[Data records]
◆ ◆ ◆ ◆
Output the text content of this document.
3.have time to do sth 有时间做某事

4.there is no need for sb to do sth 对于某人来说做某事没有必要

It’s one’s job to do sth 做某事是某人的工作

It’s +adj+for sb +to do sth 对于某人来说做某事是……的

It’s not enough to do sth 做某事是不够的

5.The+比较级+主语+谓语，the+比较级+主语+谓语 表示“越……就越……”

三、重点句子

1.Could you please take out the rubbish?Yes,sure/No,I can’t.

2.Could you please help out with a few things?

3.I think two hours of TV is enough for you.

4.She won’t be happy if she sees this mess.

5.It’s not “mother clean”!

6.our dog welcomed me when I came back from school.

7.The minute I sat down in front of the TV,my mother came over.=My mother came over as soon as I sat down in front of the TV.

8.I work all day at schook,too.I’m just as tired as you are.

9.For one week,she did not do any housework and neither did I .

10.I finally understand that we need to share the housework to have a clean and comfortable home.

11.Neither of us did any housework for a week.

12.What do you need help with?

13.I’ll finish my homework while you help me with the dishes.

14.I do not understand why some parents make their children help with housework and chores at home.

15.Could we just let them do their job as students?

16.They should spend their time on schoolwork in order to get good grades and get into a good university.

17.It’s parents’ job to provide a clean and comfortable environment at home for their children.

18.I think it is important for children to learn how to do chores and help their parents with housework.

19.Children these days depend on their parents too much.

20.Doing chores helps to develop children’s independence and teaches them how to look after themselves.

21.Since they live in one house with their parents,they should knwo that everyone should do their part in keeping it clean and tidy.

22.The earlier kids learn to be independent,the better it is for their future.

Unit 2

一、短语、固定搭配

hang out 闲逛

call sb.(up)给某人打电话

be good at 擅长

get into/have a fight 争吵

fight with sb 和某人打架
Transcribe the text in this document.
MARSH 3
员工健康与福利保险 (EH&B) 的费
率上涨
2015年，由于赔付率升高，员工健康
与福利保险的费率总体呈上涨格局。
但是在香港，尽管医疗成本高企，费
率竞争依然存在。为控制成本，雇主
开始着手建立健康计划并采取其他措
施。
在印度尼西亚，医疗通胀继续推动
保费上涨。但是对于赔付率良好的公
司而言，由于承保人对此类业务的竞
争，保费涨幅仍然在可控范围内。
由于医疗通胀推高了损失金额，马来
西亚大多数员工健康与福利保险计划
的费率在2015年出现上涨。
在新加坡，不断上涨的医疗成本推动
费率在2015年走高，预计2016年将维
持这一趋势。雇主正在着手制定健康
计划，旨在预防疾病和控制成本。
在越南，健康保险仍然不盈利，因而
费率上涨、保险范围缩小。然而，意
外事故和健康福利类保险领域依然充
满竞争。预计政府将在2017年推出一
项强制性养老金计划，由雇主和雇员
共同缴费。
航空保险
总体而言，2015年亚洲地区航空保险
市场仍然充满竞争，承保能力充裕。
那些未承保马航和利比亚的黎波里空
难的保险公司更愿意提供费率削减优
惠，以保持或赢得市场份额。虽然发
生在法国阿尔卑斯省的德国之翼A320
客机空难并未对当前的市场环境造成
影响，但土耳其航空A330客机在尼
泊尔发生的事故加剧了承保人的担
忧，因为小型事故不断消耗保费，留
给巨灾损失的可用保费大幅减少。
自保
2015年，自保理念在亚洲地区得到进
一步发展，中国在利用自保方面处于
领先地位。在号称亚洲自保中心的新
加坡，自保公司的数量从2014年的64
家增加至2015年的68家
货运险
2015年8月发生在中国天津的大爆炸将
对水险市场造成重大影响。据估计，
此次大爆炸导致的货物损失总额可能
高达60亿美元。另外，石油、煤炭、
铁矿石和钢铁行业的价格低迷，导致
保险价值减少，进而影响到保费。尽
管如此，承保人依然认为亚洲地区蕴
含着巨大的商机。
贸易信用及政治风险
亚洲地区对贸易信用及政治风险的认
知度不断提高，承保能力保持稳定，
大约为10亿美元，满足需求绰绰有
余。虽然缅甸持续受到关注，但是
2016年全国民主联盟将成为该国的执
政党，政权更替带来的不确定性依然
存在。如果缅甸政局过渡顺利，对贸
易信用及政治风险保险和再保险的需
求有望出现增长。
◆ ◆ ◆ ◆
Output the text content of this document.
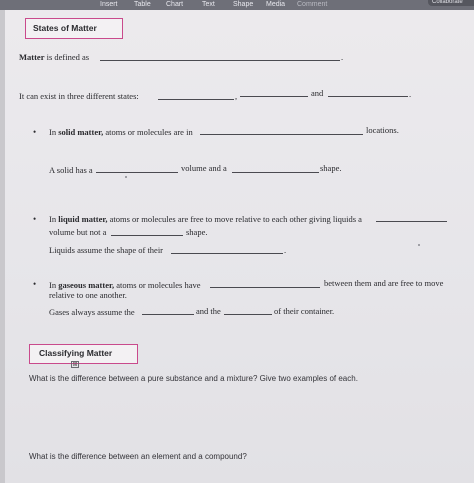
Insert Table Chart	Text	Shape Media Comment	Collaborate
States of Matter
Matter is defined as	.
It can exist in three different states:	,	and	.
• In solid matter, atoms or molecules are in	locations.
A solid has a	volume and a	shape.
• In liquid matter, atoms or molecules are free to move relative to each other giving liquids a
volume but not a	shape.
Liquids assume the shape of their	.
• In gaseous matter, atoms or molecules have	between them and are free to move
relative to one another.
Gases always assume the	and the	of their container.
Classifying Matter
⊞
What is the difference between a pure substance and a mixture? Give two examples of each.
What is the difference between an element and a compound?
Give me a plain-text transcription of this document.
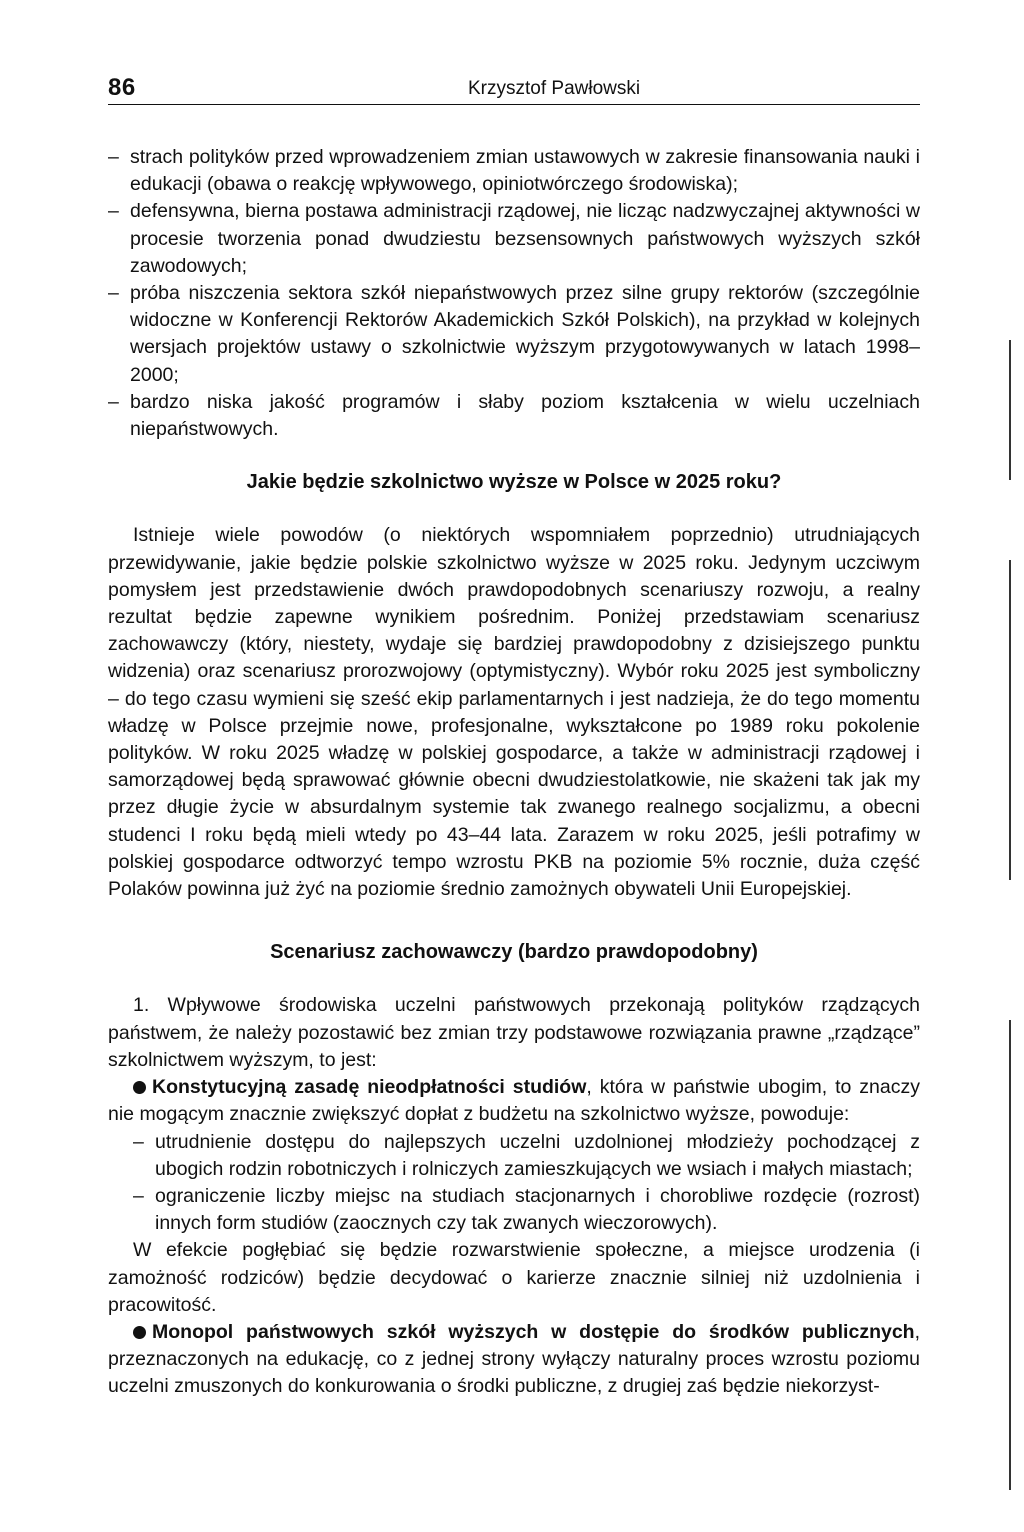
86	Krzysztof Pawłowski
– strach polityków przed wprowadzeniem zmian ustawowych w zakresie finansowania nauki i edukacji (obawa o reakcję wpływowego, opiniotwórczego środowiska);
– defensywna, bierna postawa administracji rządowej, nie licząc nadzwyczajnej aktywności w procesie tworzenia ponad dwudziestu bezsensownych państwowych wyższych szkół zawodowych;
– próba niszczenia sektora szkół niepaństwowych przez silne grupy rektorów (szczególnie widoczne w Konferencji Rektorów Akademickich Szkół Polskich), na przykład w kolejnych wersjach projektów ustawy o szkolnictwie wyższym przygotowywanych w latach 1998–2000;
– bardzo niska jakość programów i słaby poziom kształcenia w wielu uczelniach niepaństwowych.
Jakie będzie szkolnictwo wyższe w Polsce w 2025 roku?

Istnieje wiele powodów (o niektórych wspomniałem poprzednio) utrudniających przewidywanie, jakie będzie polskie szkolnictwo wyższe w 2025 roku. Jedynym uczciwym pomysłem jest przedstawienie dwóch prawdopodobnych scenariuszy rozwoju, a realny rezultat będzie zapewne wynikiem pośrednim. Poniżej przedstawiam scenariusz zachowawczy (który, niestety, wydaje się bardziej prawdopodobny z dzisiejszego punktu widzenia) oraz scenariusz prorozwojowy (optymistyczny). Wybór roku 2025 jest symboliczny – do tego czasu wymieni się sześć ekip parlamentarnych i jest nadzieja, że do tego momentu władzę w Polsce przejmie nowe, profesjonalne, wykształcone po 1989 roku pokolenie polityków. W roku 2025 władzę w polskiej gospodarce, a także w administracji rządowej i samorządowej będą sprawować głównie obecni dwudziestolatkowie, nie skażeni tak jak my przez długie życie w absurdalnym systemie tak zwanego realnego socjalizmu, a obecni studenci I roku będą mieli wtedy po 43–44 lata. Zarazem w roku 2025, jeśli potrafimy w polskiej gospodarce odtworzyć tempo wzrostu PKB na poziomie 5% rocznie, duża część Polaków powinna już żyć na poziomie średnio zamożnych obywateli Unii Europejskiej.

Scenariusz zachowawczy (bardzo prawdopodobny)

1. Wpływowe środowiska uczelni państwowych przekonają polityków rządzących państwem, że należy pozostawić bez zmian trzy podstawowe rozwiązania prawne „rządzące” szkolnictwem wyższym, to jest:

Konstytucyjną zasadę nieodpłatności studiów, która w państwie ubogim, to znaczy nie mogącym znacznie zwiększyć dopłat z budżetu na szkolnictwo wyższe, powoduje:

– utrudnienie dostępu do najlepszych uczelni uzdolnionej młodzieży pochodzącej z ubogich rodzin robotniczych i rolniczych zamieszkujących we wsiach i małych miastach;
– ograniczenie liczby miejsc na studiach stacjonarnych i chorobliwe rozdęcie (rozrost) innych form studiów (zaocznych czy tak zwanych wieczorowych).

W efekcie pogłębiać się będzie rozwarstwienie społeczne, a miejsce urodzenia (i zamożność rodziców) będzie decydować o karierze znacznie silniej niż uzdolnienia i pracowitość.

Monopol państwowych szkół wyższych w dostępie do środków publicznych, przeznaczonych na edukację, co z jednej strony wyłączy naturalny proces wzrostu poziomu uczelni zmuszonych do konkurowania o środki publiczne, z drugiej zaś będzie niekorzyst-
◆ ◆ ◆ ◆
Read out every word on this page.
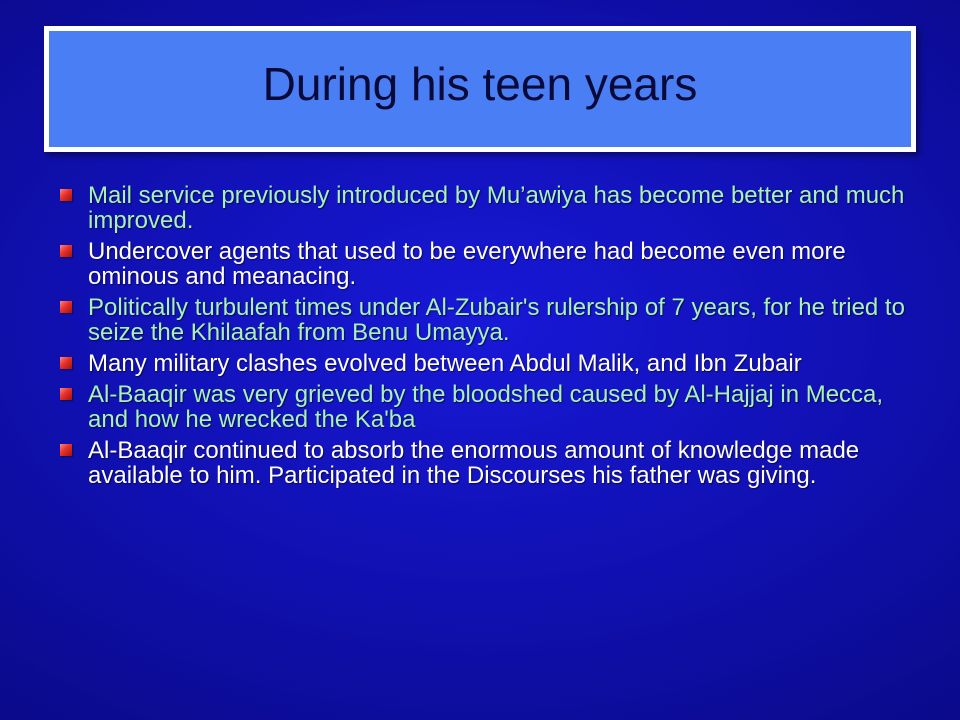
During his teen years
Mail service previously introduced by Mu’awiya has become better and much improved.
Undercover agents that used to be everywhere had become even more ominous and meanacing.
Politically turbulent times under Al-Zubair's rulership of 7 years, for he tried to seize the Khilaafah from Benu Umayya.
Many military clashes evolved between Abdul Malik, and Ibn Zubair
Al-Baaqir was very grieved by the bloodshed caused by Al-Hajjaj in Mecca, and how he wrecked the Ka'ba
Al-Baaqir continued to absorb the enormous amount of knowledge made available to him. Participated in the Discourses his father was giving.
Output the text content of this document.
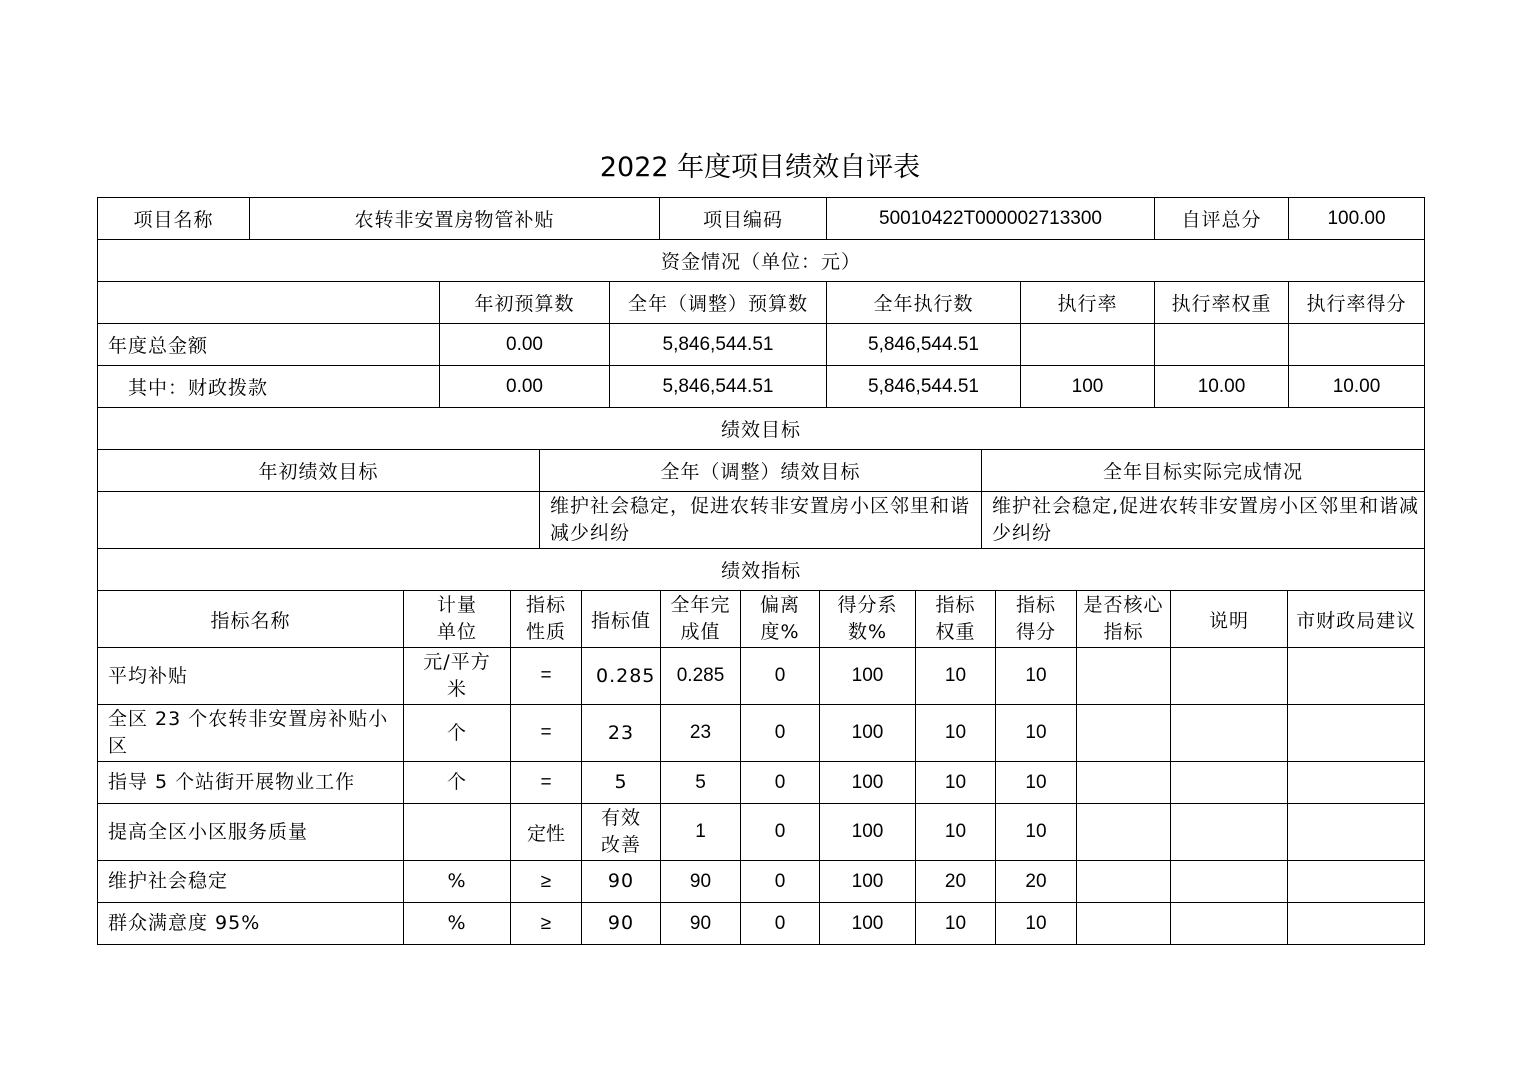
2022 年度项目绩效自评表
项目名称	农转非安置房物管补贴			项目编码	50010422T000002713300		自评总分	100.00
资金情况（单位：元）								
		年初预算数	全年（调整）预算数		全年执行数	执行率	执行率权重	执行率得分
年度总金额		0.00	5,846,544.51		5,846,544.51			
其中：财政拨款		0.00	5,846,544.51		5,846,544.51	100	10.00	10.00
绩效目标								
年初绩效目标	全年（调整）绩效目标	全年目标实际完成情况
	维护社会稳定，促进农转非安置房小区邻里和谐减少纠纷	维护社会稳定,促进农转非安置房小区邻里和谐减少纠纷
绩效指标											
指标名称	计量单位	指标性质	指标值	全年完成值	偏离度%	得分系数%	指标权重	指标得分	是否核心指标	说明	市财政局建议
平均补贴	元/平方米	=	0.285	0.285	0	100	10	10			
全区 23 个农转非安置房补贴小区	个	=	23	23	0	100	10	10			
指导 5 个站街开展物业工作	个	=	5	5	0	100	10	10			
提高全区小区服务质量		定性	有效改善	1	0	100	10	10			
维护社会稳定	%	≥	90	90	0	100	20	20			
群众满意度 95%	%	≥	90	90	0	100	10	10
◆ ◆ ◆ ◆
Copy every single line of the material above that holds "volume".

A solid has a	volume and a	shape.
volume but not a	shape.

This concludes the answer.